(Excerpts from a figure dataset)
--- Begin ---

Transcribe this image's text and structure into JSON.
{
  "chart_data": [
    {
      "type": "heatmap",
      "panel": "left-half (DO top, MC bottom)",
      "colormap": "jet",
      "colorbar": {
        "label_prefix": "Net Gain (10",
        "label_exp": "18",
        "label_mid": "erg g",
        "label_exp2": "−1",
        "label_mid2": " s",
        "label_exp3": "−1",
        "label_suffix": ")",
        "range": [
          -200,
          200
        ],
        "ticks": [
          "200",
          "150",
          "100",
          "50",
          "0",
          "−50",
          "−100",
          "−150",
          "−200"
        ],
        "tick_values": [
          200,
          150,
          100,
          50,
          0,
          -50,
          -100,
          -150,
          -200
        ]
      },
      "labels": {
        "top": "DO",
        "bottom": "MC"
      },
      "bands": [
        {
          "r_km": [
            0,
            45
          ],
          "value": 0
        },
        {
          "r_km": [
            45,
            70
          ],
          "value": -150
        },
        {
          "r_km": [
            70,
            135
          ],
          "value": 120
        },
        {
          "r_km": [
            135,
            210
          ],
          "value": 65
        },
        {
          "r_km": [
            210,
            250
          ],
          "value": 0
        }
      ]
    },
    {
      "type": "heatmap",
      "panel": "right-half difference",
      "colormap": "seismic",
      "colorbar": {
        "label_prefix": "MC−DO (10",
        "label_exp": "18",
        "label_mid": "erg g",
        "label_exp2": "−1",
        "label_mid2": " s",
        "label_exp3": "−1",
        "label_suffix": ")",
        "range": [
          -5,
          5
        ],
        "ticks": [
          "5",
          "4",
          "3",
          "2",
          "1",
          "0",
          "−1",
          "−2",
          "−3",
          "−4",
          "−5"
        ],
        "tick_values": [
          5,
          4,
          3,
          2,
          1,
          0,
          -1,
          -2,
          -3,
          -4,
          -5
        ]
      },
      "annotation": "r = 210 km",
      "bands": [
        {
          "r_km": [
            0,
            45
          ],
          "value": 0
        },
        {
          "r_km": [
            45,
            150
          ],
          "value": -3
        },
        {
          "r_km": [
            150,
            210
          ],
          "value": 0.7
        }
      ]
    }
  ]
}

--- End ---

▶ [EXERCISE AIM] The full set of records should be duplicated exactly.

▶ [ANSWER FOR THIS EXERCISE]
Transcribe this image's text and structure into JSON.
{
  "chart_data": [
    {
      "type": "heatmap",
      "panel": "left-half (DO top, MC bottom)",
      "colormap": "jet",
      "colorbar": {
        "label_prefix": "Net Gain (10",
        "label_exp": "18",
        "label_mid": "erg g",
        "label_exp2": "−1",
        "label_mid2": " s",
        "label_exp3": "−1",
        "label_suffix": ")",
        "range": [
          -200,
          200
        ],
        "ticks": [
          "200",
          "150",
          "100",
          "50",
          "0",
          "−50",
          "−100",
          "−150",
          "−200"
        ],
        "tick_values": [
          200,
          150,
          100,
          50,
          0,
          -50,
          -100,
          -150,
          -200
        ]
      },
      "labels": {
        "top": "DO",
        "bottom": "MC"
      },
      "bands": [
        {
          "r_km": [
            0,
            45
          ],
          "value": 0
        },
        {
          "r_km": [
            45,
            70
          ],
          "value": -150
        },
        {
          "r_km": [
            70,
            135
          ],
          "value": 120
        },
        {
          "r_km": [
            135,
            210
          ],
          "value": 65
        },
        {
          "r_km": [
            210,
            250
          ],
          "value": 0
        }
      ]
    },
    {
      "type": "heatmap",
      "panel": "right-half difference",
      "colormap": "seismic",
      "colorbar": {
        "label_prefix": "MC−DO (10",
        "label_exp": "18",
        "label_mid": "erg g",
        "label_exp2": "−1",
        "label_mid2": " s",
        "label_exp3": "−1",
        "label_suffix": ")",
        "range": [
          -5,
          5
        ],
        "ticks": [
          "5",
          "4",
          "3",
          "2",
          "1",
          "0",
          "−1",
          "−2",
          "−3",
          "−4",
          "−5"
        ],
        "tick_values": [
          5,
          4,
          3,
          2,
          1,
          0,
          -1,
          -2,
          -3,
          -4,
          -5
        ]
      },
      "annotation": "r = 210 km",
      "bands": [
        {
          "r_km": [
            0,
            45
          ],
          "value": 0
        },
        {
          "r_km": [
            45,
            150
          ],
          "value": -3
        },
        {
          "r_km": [
            150,
            210
          ],
          "value": 0.7
        }
      ]
    }
  ]
}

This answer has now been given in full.